> [Material provided]
★ ★ ★

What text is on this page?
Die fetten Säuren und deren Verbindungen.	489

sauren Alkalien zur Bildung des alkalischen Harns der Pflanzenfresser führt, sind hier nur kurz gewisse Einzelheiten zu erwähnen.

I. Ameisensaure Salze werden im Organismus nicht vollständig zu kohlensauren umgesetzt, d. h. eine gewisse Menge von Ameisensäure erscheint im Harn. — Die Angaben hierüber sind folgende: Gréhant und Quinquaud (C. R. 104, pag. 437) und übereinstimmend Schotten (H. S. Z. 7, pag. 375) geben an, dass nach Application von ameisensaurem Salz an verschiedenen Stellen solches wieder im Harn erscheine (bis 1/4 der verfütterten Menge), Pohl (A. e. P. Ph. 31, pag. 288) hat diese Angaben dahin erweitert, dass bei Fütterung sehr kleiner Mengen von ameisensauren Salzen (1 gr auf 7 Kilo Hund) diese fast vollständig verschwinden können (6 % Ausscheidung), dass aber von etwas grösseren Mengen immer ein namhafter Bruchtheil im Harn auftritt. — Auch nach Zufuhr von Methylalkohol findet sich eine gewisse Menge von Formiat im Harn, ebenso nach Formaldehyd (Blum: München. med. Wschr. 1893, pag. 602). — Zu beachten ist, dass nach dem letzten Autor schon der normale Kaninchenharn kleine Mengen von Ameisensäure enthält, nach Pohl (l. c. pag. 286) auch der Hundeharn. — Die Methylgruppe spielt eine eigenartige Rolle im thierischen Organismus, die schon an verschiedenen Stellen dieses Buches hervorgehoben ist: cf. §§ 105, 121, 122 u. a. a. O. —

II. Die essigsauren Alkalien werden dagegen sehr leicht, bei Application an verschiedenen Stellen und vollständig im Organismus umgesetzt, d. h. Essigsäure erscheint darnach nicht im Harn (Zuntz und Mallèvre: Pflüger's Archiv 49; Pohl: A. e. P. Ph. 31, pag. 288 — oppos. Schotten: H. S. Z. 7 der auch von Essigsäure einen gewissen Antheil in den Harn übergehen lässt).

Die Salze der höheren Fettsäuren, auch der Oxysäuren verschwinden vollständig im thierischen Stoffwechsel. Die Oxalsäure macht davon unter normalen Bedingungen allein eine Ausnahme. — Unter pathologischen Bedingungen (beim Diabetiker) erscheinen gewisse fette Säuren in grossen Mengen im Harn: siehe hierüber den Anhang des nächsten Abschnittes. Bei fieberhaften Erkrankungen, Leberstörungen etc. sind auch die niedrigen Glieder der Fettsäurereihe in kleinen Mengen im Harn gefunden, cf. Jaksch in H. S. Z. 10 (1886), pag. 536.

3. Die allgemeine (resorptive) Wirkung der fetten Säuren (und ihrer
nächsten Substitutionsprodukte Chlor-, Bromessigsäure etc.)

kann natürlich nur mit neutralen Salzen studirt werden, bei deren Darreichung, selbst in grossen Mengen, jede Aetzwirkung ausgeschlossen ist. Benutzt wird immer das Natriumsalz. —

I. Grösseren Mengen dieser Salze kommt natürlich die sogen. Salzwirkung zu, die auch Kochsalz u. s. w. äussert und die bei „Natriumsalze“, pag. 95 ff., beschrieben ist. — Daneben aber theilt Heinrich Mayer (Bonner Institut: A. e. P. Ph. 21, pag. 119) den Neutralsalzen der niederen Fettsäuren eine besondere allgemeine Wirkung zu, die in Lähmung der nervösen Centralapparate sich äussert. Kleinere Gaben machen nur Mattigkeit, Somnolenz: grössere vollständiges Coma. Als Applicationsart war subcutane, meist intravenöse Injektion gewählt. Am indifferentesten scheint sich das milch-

★ ★ ★

> [Objective] Copy, from the material above, each line in which the string "natürlich" occurs.

> [Result for this task]
kann natürlich nur mit neutralen Salzen studirt werden, bei deren Darreichung, selbst in grossen Mengen, jede Aetzwirkung ausgeschlossen ist. Benutzt wird immer das Natriumsalz. —
I. Grösseren Mengen dieser Salze kommt natürlich die sogen. Salzwirkung zu, die auch Kochsalz u. s. w. äussert und die bei „Natriumsalze“, pag. 95 ff., beschrieben ist. — Daneben aber theilt Heinrich Mayer (Bonner Institut: A. e. P. Ph. 21, pag. 119) den Neutralsalzen der niederen Fettsäuren eine besondere allgemeine Wirkung zu, die in Lähmung der nervösen Centralapparate sich äussert. Kleinere Gaben machen nur Mattigkeit, Somnolenz: grössere vollständiges Coma. Als Applicationsart war subcutane, meist intravenöse Injektion gewählt. Am indifferentesten scheint sich das milch-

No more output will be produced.